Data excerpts
>> start

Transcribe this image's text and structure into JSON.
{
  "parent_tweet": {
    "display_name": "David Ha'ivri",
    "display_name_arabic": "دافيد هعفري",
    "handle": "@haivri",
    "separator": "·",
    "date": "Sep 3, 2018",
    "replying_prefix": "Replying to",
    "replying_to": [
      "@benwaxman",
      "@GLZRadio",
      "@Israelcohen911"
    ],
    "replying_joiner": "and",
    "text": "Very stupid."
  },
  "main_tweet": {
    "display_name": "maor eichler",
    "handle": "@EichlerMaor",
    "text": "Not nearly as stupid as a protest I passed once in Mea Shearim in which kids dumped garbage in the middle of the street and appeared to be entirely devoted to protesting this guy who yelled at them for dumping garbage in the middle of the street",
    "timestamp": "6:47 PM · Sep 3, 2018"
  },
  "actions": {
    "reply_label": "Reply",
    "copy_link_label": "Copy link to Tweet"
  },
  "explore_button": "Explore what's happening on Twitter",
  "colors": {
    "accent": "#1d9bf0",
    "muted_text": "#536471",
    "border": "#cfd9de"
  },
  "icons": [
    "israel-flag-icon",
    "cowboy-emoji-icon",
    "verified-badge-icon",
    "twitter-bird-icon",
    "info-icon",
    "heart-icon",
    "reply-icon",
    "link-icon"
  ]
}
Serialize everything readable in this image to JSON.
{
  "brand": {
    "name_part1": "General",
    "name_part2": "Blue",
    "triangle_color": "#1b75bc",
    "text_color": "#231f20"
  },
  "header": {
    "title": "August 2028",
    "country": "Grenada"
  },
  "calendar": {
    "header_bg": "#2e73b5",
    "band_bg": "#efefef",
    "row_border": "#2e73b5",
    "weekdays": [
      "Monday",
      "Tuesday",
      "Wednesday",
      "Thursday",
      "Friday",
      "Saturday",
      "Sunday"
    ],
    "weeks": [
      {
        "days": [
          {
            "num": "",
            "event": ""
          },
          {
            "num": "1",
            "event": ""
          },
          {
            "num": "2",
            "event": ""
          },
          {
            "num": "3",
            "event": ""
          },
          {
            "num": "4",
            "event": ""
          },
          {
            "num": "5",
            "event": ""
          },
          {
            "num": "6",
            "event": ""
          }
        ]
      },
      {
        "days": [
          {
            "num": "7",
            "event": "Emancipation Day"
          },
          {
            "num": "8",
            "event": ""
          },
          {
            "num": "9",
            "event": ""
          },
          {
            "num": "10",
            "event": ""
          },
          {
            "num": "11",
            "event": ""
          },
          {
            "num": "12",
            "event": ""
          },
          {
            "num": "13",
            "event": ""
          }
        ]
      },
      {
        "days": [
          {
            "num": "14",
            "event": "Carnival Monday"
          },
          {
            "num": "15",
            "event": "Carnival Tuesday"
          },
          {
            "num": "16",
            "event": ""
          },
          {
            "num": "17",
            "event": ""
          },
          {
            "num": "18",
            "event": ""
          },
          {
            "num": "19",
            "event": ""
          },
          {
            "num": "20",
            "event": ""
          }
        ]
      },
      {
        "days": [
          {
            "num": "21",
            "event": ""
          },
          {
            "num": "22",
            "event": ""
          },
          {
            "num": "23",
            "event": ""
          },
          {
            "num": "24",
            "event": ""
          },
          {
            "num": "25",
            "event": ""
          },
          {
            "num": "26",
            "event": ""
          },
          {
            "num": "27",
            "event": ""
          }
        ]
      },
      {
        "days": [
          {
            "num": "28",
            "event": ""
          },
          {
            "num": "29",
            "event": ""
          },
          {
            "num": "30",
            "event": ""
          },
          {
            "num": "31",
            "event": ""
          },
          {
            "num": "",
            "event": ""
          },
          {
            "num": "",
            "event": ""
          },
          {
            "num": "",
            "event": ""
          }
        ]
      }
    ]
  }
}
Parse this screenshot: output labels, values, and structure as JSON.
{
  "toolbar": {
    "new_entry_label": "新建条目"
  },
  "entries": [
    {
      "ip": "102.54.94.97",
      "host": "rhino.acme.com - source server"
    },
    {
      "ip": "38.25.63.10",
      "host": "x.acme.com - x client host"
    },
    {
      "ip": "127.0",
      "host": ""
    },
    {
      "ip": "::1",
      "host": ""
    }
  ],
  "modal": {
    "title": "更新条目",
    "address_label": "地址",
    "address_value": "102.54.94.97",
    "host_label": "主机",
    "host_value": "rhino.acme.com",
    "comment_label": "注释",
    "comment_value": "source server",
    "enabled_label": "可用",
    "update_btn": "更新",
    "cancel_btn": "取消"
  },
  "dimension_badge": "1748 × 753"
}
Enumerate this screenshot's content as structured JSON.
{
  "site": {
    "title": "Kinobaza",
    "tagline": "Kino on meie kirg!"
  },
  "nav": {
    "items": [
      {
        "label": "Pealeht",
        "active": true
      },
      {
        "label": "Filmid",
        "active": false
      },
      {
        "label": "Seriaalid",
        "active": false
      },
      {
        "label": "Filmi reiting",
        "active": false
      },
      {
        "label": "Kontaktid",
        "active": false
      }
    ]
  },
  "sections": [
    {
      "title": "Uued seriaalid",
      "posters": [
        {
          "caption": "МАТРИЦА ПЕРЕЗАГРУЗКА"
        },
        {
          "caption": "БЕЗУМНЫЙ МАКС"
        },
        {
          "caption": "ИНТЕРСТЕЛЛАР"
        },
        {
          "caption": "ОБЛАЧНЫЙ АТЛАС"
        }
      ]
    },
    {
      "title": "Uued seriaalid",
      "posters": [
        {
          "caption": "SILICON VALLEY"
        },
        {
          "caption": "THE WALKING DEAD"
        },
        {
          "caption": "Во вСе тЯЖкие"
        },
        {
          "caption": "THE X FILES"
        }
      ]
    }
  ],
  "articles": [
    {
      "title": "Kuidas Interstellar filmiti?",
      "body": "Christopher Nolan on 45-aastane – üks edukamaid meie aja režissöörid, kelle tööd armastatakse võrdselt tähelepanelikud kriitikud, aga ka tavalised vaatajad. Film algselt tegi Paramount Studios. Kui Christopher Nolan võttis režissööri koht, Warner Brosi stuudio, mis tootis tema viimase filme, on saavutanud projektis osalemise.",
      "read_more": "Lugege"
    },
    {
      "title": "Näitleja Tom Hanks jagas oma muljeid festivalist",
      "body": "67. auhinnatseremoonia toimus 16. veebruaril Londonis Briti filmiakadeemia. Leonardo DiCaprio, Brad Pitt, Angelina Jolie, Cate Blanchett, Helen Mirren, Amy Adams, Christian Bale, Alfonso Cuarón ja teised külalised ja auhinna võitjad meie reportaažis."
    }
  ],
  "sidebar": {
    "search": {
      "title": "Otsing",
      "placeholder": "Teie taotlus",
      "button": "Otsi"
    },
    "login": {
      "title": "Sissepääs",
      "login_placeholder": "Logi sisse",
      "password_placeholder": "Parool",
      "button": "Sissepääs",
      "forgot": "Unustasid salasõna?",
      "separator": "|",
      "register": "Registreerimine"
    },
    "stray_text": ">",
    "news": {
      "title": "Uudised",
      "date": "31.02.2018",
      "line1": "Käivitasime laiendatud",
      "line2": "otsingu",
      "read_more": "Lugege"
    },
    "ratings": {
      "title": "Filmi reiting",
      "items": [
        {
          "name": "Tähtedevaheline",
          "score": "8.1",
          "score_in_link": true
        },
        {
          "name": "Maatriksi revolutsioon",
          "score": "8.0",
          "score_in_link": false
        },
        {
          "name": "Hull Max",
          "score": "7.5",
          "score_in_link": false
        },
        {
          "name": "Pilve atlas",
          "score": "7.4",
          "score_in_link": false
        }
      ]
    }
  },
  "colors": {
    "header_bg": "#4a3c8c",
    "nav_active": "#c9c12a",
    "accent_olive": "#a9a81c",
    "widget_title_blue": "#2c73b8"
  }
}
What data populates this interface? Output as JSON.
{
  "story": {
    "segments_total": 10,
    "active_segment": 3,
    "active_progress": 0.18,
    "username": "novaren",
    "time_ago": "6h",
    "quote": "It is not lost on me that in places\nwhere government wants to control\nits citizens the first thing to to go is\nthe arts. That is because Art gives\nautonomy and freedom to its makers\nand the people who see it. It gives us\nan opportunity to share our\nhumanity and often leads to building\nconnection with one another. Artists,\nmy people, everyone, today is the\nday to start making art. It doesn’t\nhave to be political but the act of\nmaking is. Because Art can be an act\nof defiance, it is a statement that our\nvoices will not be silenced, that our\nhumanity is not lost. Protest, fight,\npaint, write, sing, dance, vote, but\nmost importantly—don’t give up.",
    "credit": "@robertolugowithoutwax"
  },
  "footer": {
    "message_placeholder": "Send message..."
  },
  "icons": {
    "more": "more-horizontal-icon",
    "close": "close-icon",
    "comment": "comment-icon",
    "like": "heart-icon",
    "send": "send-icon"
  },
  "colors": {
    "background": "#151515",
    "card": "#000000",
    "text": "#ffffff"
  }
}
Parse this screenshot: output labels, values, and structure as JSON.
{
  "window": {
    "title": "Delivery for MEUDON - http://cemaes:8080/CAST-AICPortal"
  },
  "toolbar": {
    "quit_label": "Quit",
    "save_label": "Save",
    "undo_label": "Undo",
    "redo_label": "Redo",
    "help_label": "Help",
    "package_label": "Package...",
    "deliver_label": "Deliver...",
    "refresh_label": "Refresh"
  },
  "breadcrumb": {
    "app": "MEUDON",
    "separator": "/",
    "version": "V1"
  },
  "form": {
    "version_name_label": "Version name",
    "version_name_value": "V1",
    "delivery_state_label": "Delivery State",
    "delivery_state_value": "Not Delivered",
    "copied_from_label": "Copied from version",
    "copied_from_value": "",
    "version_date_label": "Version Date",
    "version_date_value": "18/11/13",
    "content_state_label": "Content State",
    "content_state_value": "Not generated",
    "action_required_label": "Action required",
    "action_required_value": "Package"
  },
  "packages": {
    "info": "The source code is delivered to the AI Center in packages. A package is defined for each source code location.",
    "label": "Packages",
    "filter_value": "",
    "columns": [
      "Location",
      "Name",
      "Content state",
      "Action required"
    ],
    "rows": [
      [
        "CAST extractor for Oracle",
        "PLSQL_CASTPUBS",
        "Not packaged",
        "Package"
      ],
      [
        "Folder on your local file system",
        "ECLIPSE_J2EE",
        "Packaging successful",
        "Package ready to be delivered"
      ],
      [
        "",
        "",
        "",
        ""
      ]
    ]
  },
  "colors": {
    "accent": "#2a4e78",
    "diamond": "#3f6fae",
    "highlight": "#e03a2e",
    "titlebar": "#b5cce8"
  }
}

>> end

**GOAL:** Which lines hold the word "stupid"? Return all of them from the records above.

**ANSWER TO THE PROBLEM:**
    "text": "Very stupid."
    "text": "Not nearly as stupid as a protest I passed once in Mea Shearim in which kids dumped garbage in the middle of the street and appeared to be entirely devoted to protesting this guy who yelled at them for dumping garbage in the middle of the street",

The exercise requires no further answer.